EXERCISE DIRECTIONS: In the news article about the "Christmas Star," which two planets form the conjunction?

TEXT FOR ANALYSIS:
..............................

Today's Paper Latest Coronavirus The Article iPad Core Values Weather Newsletters Obits Puzzles Archive Story ideas

2 planets to light up night like a star

Some say rarity guided wise men by Neal Earley | December 20, 2020 at 5:31 a.m.
A statue of a Kansa Indian stands atop the Kansas Statehouse in Topeka as Saturn (top) and Jupiter (below) are seen Saturday, Dec. 19, 2020. The two planets are drawing closer to each other in the sky as they head toward a "great conjunction" on Monday, Dec. 21, where the two giant planets will appear a tenth of a degree apart.

The astronomical event that guided the three wise men will appear in the night sky Monday for the first time in about 800 years -- at least that is what the name of it implies.

The "Christmas Star" as some have dubbed it, is not a star but rather the conjunction of the solar system's two largest planets -- Jupiter and Saturn. The two gas giants will be the closest they have been to each other in about 400 years and will be visible for the first time in the night sky in roughly 800 years.

..............................

INFORMATION GIVEN:
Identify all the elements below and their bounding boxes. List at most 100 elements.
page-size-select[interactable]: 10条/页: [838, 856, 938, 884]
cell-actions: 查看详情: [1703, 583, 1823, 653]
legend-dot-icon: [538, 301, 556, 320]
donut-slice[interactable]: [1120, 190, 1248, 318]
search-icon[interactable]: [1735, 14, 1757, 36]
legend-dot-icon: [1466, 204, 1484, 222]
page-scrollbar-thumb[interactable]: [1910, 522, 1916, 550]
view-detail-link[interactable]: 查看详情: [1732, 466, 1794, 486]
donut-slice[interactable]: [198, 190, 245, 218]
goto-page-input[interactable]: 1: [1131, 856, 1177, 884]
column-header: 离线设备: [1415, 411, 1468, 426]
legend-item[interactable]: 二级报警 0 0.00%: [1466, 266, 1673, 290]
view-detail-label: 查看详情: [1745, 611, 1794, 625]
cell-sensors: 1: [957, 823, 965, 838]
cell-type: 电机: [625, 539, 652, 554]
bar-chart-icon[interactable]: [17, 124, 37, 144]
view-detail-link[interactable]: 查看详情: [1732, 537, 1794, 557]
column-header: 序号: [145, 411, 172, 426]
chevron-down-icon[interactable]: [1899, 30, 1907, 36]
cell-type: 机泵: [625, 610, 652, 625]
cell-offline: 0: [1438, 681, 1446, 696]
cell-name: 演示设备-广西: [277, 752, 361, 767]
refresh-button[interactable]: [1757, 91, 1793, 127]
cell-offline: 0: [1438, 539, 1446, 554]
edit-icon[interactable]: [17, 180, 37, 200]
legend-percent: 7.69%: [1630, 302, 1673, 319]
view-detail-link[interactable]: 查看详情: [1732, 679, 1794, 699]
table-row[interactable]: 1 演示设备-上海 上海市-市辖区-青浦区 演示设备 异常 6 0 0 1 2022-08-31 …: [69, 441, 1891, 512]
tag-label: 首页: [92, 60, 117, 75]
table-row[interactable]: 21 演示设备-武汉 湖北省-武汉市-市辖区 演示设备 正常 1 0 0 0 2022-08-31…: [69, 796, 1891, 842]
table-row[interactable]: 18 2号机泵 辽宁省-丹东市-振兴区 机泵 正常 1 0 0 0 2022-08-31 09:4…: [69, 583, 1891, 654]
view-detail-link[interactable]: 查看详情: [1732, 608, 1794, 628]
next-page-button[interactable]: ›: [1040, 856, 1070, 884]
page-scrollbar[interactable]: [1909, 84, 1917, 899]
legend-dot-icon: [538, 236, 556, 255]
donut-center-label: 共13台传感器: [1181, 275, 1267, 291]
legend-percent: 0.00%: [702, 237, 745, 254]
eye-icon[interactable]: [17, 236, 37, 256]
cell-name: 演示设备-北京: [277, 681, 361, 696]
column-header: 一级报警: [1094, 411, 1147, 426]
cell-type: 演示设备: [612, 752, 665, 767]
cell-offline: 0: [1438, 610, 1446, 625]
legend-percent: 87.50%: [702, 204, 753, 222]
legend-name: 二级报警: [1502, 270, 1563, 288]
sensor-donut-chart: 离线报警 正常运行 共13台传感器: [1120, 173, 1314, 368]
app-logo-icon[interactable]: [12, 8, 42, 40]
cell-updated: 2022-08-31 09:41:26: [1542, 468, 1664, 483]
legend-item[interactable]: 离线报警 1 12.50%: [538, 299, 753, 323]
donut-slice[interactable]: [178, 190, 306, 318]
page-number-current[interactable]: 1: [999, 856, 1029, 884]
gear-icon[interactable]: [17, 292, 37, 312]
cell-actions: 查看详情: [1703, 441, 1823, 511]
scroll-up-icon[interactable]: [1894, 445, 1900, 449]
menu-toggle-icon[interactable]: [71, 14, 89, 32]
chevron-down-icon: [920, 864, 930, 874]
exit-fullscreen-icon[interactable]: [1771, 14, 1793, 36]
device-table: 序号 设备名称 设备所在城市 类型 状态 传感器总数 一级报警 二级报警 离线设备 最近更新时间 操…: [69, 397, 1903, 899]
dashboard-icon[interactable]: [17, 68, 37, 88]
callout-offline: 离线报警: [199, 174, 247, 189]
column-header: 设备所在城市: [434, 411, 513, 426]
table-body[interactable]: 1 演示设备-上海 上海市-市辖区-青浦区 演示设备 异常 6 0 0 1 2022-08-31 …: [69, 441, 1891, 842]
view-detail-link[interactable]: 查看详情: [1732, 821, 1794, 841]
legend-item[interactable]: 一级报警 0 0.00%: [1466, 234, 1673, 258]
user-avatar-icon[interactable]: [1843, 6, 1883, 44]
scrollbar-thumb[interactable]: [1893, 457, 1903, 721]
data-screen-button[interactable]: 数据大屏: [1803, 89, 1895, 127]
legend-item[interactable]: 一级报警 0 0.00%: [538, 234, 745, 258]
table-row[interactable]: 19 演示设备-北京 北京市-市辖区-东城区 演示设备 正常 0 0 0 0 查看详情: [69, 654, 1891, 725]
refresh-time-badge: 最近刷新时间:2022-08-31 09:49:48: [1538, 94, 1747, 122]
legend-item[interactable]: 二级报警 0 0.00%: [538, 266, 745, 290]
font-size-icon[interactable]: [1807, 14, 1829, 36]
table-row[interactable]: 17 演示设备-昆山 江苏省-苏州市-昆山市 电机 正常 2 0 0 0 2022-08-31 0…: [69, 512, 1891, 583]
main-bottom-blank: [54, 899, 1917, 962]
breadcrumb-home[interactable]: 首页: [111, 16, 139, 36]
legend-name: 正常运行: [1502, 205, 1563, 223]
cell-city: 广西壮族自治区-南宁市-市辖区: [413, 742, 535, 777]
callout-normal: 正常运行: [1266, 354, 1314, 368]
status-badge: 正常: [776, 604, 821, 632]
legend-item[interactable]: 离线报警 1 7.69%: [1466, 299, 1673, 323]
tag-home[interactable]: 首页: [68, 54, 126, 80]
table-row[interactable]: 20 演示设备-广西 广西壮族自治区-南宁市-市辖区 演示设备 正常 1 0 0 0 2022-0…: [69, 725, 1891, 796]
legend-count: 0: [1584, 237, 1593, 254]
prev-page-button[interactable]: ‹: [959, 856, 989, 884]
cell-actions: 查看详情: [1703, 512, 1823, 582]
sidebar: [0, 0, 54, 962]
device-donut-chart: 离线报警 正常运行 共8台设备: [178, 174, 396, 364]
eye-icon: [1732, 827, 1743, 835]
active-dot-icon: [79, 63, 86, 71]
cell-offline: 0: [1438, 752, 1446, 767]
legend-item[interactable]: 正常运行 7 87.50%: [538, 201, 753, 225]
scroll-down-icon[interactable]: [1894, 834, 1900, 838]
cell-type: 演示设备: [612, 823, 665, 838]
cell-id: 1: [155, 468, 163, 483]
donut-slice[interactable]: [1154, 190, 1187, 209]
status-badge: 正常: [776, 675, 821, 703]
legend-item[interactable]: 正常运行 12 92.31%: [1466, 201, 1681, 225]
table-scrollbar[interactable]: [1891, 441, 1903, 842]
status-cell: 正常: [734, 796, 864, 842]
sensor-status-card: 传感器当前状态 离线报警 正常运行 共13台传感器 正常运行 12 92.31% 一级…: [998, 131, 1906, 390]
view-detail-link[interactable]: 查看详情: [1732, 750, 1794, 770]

..............................

ANSWER SPACE: Jupiter and Saturn